## JOB
Every entry that follows needs to be repeated exactly.

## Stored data
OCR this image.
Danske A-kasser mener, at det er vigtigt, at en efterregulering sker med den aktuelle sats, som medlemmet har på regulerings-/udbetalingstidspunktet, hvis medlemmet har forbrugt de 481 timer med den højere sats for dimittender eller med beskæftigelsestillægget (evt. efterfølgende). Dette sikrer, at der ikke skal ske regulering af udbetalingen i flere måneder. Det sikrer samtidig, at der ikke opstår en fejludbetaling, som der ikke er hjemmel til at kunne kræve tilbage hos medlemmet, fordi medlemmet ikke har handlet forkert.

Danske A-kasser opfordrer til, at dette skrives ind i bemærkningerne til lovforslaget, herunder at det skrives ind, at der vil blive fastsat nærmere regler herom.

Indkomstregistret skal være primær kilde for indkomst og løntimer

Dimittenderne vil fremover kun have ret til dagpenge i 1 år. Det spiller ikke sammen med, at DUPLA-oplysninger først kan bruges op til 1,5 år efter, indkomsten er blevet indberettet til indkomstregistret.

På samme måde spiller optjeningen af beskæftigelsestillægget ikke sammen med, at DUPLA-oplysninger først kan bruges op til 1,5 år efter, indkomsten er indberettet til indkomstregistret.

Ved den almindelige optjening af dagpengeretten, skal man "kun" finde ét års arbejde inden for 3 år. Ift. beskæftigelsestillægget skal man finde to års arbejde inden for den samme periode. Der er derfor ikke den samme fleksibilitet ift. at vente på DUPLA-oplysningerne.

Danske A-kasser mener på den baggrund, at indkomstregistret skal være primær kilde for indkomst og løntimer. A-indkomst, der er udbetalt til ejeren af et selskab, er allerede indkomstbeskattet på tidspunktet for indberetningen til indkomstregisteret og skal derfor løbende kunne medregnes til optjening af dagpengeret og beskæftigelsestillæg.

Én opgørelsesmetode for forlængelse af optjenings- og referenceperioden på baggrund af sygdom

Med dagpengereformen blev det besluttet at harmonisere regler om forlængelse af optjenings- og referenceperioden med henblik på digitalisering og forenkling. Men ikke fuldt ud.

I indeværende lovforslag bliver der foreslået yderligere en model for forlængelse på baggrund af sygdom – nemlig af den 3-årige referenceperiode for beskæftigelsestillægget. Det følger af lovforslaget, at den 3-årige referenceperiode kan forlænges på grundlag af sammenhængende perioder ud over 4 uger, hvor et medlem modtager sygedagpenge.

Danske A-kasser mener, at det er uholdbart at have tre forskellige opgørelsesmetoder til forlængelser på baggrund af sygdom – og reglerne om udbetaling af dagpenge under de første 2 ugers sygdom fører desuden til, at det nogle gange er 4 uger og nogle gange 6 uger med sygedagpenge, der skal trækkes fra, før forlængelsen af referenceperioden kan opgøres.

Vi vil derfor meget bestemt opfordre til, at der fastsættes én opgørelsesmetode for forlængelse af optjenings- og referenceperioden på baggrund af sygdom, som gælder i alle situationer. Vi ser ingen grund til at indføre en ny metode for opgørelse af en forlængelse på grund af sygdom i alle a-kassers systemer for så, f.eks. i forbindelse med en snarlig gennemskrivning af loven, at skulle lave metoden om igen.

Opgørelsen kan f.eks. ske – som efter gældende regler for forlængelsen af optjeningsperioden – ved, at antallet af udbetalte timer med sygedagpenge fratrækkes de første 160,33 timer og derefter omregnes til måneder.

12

## FULL ANSWER
OCR this image.
Danske A-kasser mener, at det er vigtigt, at en efterregulering sker med den aktuelle sats, som medlemmet har på regulerings-/udbetalingstidspunktet, hvis medlemmet har forbrugt de 481 timer med den højere sats for dimittender eller med beskæftigelsestillægget (evt. efterfølgende). Dette sikrer, at der ikke skal ske regulering af udbetalingen i flere måneder. Det sikrer samtidig, at der ikke opstår en fejludbetaling, som der ikke er hjemmel til at kunne kræve tilbage hos medlemmet, fordi medlemmet ikke har handlet forkert.

Danske A-kasser opfordrer til, at dette skrives ind i bemærkningerne til lovforslaget, herunder at det skrives ind, at der vil blive fastsat nærmere regler herom.

Indkomstregistret skal være primær kilde for indkomst og løntimer

Dimittenderne vil fremover kun have ret til dagpenge i 1 år. Det spiller ikke sammen med, at DUPLA-oplysninger først kan bruges op til 1,5 år efter, indkomsten er blevet indberettet til indkomstregistret.

På samme måde spiller optjeningen af beskæftigelsestillægget ikke sammen med, at DUPLA-oplysninger først kan bruges op til 1,5 år efter, indkomsten er indberettet til indkomstregistret.

Ved den almindelige optjening af dagpengeretten, skal man "kun" finde ét års arbejde inden for 3 år. Ift. beskæftigelsestillægget skal man finde to års arbejde inden for den samme periode. Der er derfor ikke den samme fleksibilitet ift. at vente på DUPLA-oplysningerne.

Danske A-kasser mener på den baggrund, at indkomstregistret skal være primær kilde for indkomst og løntimer. A-indkomst, der er udbetalt til ejeren af et selskab, er allerede indkomstbeskattet på tidspunktet for indberetningen til indkomstregisteret og skal derfor løbende kunne medregnes til optjening af dagpengeret og beskæftigelsestillæg.

Én opgørelsesmetode for forlængelse af optjenings- og referenceperioden på baggrund af sygdom

Med dagpengereformen blev det besluttet at harmonisere regler om forlængelse af optjenings- og referenceperioden med henblik på digitalisering og forenkling. Men ikke fuldt ud.

I indeværende lovforslag bliver der foreslået yderligere en model for forlængelse på baggrund af sygdom – nemlig af den 3-årige referenceperiode for beskæftigelsestillægget. Det følger af lovforslaget, at den 3-årige referenceperiode kan forlænges på grundlag af sammenhængende perioder ud over 4 uger, hvor et medlem modtager sygedagpenge.

Danske A-kasser mener, at det er uholdbart at have tre forskellige opgørelsesmetoder til forlængelser på baggrund af sygdom – og reglerne om udbetaling af dagpenge under de første 2 ugers sygdom fører desuden til, at det nogle gange er 4 uger og nogle gange 6 uger med sygedagpenge, der skal trækkes fra, før forlængelsen af referenceperioden kan opgøres.

Vi vil derfor meget bestemt opfordre til, at der fastsættes én opgørelsesmetode for forlængelse af optjenings- og referenceperioden på baggrund af sygdom, som gælder i alle situationer. Vi ser ingen grund til at indføre en ny metode for opgørelse af en forlængelse på grund af sygdom i alle a-kassers systemer for så, f.eks. i forbindelse med en snarlig gennemskrivning af loven, at skulle lave metoden om igen.

Opgørelsen kan f.eks. ske – som efter gældende regler for forlængelsen af optjeningsperioden – ved, at antallet af udbetalte timer med sygedagpenge fratrækkes de første 160,33 timer og derefter omregnes til måneder.

12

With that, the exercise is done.